WHAT YOU HAVE TO DO> Using the records that follow, copy every line containing the word "this".

(Data records)
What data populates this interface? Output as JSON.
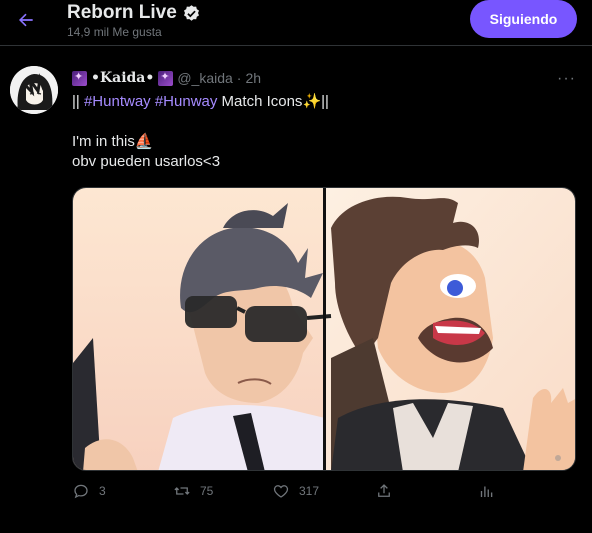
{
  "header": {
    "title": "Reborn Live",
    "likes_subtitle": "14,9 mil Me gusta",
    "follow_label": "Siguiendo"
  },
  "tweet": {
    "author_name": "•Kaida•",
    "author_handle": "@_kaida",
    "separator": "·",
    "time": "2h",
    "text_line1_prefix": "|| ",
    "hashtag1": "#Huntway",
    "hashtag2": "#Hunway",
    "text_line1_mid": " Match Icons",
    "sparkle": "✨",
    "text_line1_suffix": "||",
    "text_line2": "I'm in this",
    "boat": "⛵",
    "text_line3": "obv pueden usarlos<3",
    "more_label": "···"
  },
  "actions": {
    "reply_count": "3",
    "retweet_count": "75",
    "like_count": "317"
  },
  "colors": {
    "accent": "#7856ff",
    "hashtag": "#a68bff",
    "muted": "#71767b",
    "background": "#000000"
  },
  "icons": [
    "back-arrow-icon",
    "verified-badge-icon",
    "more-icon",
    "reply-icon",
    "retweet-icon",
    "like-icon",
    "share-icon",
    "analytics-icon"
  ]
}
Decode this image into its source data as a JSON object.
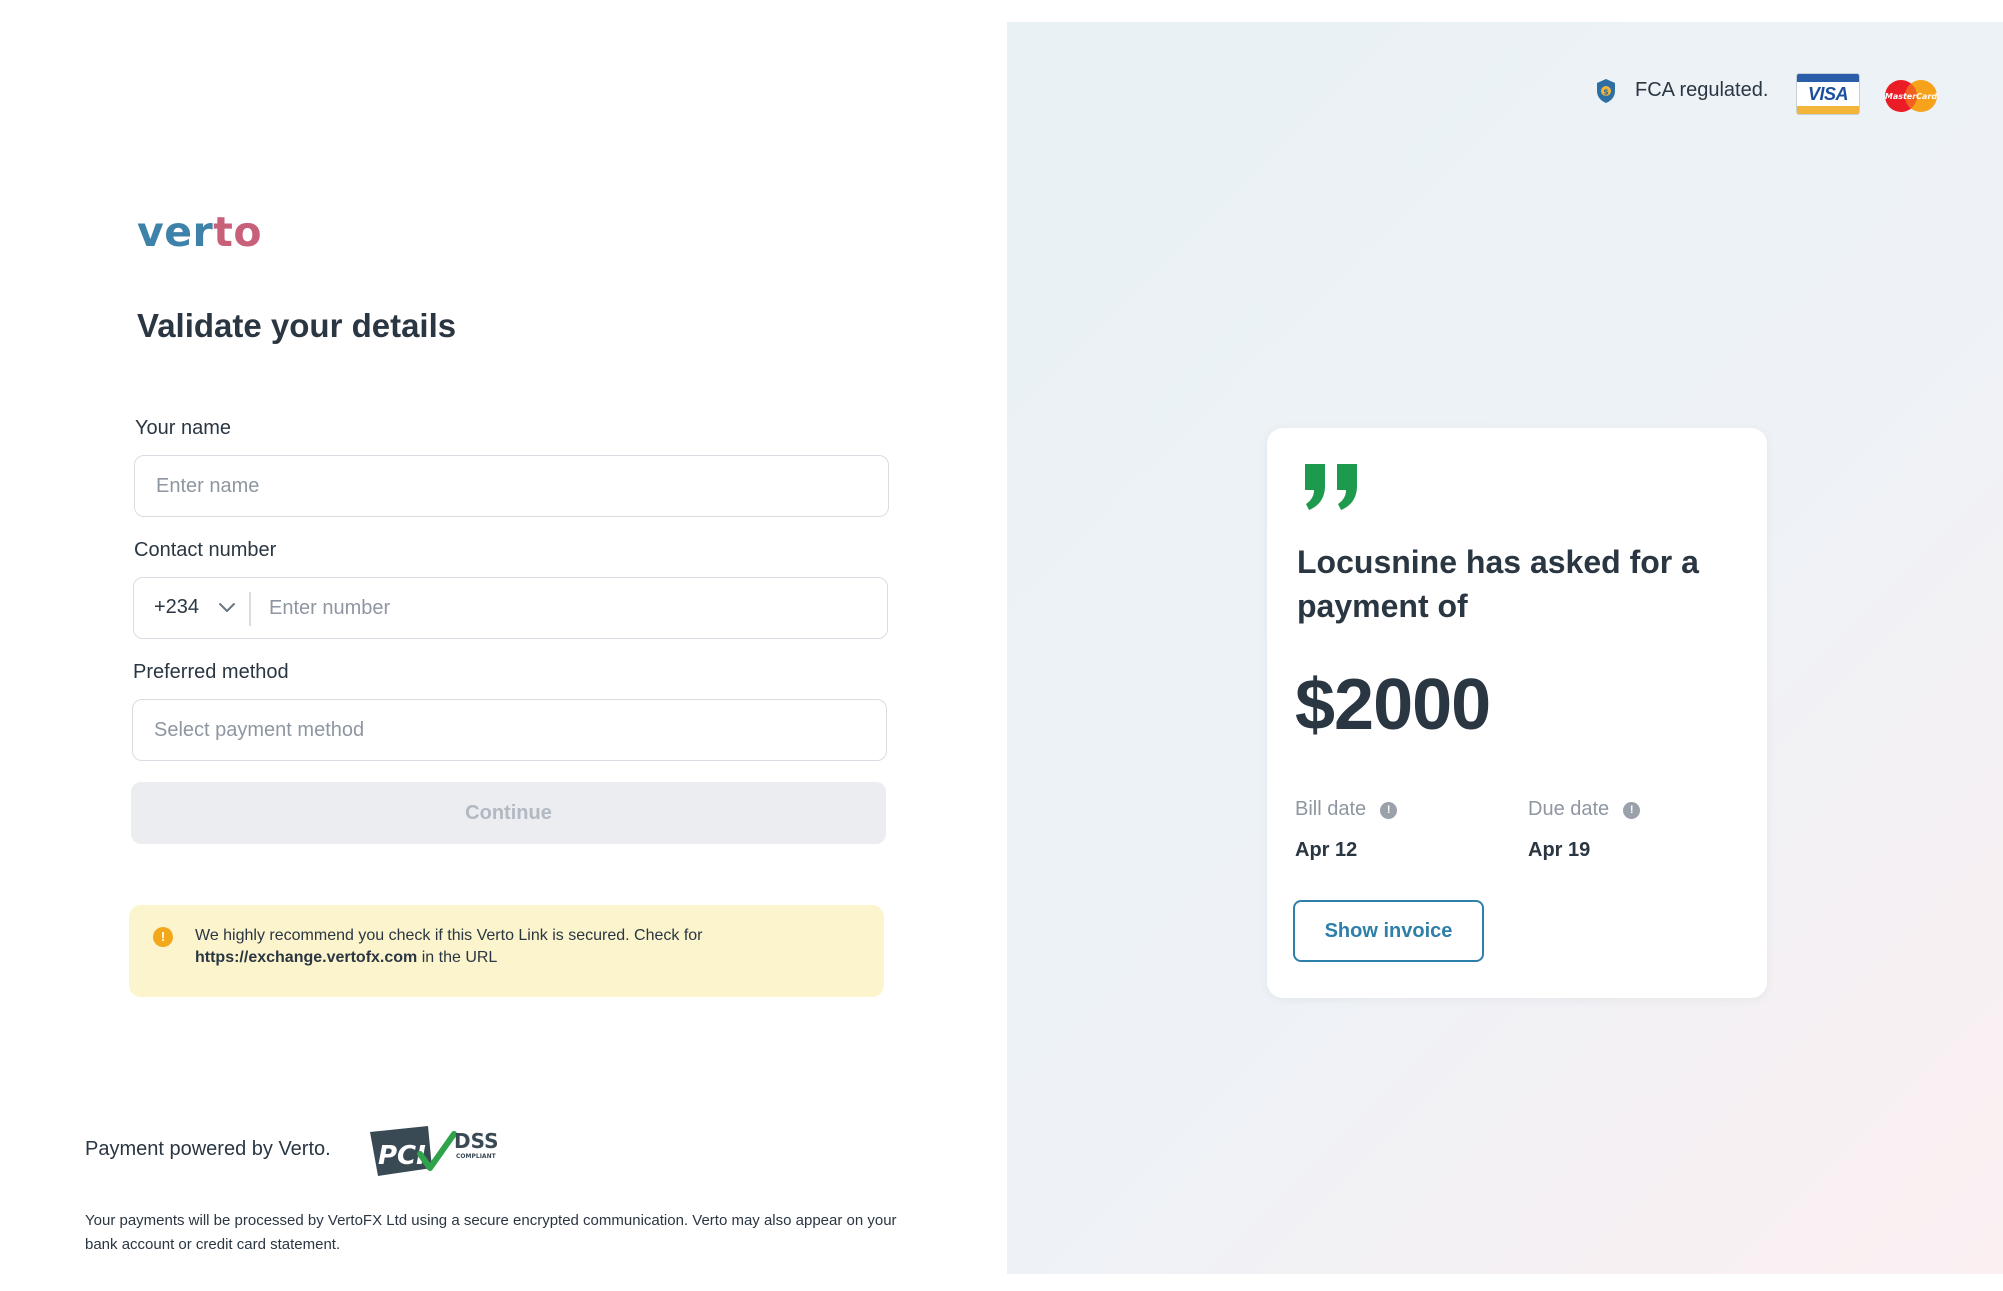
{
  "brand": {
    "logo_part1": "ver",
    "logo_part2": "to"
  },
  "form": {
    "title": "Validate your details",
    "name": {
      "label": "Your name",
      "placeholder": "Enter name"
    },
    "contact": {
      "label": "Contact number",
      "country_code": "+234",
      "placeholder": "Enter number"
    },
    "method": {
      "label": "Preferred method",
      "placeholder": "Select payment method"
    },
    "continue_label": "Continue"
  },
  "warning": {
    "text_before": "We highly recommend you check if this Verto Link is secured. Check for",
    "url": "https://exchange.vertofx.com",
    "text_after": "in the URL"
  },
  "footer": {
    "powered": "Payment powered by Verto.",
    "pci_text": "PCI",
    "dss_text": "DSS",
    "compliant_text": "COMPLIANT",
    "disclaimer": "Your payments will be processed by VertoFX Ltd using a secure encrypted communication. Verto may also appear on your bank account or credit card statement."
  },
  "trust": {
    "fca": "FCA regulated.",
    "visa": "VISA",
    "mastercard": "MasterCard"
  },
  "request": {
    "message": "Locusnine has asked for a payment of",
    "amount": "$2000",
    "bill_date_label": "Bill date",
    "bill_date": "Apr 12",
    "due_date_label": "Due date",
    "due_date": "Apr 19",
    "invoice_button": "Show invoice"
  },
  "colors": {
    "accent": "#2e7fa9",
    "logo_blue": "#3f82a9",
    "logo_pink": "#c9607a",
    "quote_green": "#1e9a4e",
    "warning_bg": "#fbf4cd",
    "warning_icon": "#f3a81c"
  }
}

TASK RESULT>
What data populates this interface? Output as JSON.
    "text_line2": "I'm in this",
Decode this image into its source data as a JSON object.
    "text_before": "We highly recommend you check if this Verto Link is secured. Check for",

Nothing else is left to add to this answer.